▸ EXCERPTED PASSAGE:
______
Answers will vary. Sample student work:

The point (5, 20) is a point on the graph.

y = 4x

20 = 4(5)

20 = 20

The function assigns the output of 20 to the input of 5.

l. Sketch the graph of the equation y = 4x using the same coordinate plane in part (e). What do you notice about the graph of input/output pairs that describes the company’s constant rate of producing devices and the graph of the equation y = 4x?

Answer:

The graphs of the equation and the function coincide completely.

Exploratory Challenge/Exercise 4.

Examine the three graphs below. Which, if any, could represent the graph of a function? Explain why or why not for each graph.

Graph 1:

Answer:

This is the graph of a function. Each input is a real number x, and we see from the graph that there is an output y to associate with each such input. For example, the ordered pair (-2, 4) on the line associates the output 4 to the input -2.

Graph 2:

Answer:

This is not the graph of a function. The ordered pairs (6, 4) and (6, 6) show that for the input of 6 there are two different outputs, both 4 and 6. We do not have a function.

Graph 3:

Answer:

This is the graph of a function. The ordered pairs (-3, -9), (-2, -4), (-1, -1), (0, 0), (1, -1), (2, -4), and (3, -9) represent inputs and their unique outputs.

### Eureka Math Grade 8 Module 5 Lesson 5 Problem Set Answer Key

Question 1.

The distance that Scott walks is a function of the time he spends walking. Scott can walk \(\frac{1}{2}\) mile every 8 minutes. Assume he walks at a constant rate.

a. Predict the shape of the graph of the function. Explain.

Answer:

The graph of the function will likely be a line because a linear equation can describe Scott’s motion, and I know that the graph of the function will be the same as the graph of the equation.

b. Write an equation to represent the distance that Scott can walk in miles, y, in x minutes.

Answer:

\(\frac{0.5}{8}\) = \(\frac{y}{x}\)

y = \(\frac{0.5}{8}\) x

y = \(\frac{1}{16}\) x

c. Use the equation you wrote in part (b) to determine how many miles Scott can walk in 24 minutes.

Answer:

y = \(\frac{1}{16}\) (24)

y = 1.5

Scott can walk 1.5 miles in 24 minutes.

d. Use the equation you wrote in part (b) to determine how many miles Scott can walk in 12 minutes.

Answer:

y = \(\frac{1}{16}\) (12)

y = \(\frac{3}{4}\)

Scott can walk 0.75 miles in 12 minutes.

e. Use the equation you wrote in part (b) to determine how many miles Scott can walk in 16 minutes.

Answer:

y = \(\frac{1}{16}\) (16)
______
▸ DATA SECTION:
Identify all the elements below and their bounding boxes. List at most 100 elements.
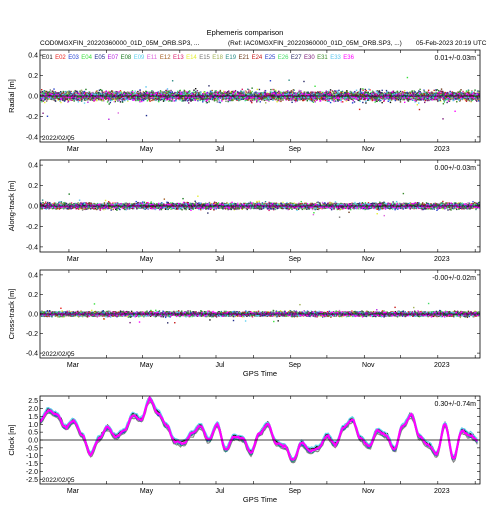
______
▸ TASK LIST:
- a) In the math answer key excerpt, why is Graph 2 not the graph of a function?
- b) Please write a continuation of the math answer key excerpt, starting right after its last line.
The material can be left aside; nothing in it is needed.

▸ RESULTS:
- a) The ordered pairs (6, 4) and (6, 6) show that the input 6 has two different outputs, 4 and 6.

- b)
y = 1

Scott can walk 1 mile in 16 minutes.

f. Write your inputs and corresponding outputs as ordered pairs, and then plot them on a coordinate plane.

Answer:

(24, 1.5), (12, 0.75), (16, 1)

g. What shape does the graph of the points appear to take? Does it match your prediction?

Answer:

The points appear to be in a line. Yes, as I predicted, the graph of the function is a line.

h. Connect the points to make a line. What is the equation of the line?

Answer:

It is the equation that described the function: y = \(\frac{1}{16}\) x.

Question 2.

Graph the equation y = x^{3} for positive values of x. Organize your work using the table below, and then answer the questions that follow.

Answer:

a. Plot the ordered pairs on the coordinate plane.

Answer:

b. What shape does the graph of the points appear to take?

Answer:

It appears to take the shape of a curve.

c. Is this the graph of a linear function? Explain.

Answer:

No, this is not the graph of a linear function. The equation y = x^{3} is not a linear equation.

d. Consider the function that assigns to each positive real number s the volume V of a cube with side length s units. An equation that describes this function is V = s^{3}. What do you think the graph of this function will look like? Explain.

Answer:

I think the graph of this function will look like the graph of the equation y = x^{3}. The inputs and outputs would match the solutions to the equation exactly. For

the equation, the y-value is the cube of the x-value.

For the function, the output is the cube of the input.

e. Use the function in part (d) to determine the volume of a cube with side length of 3 units. Write the input and output as an ordered pair. Does this point appear to belong to the graph of y = x^{3}?

Answer:

V = (3)^{3}

V = 27

(3, 27) The point looks like it would belong to the graph of y = x^{3}; it looks like it would be on the curve that the shape of the graph is taking.

Question 3.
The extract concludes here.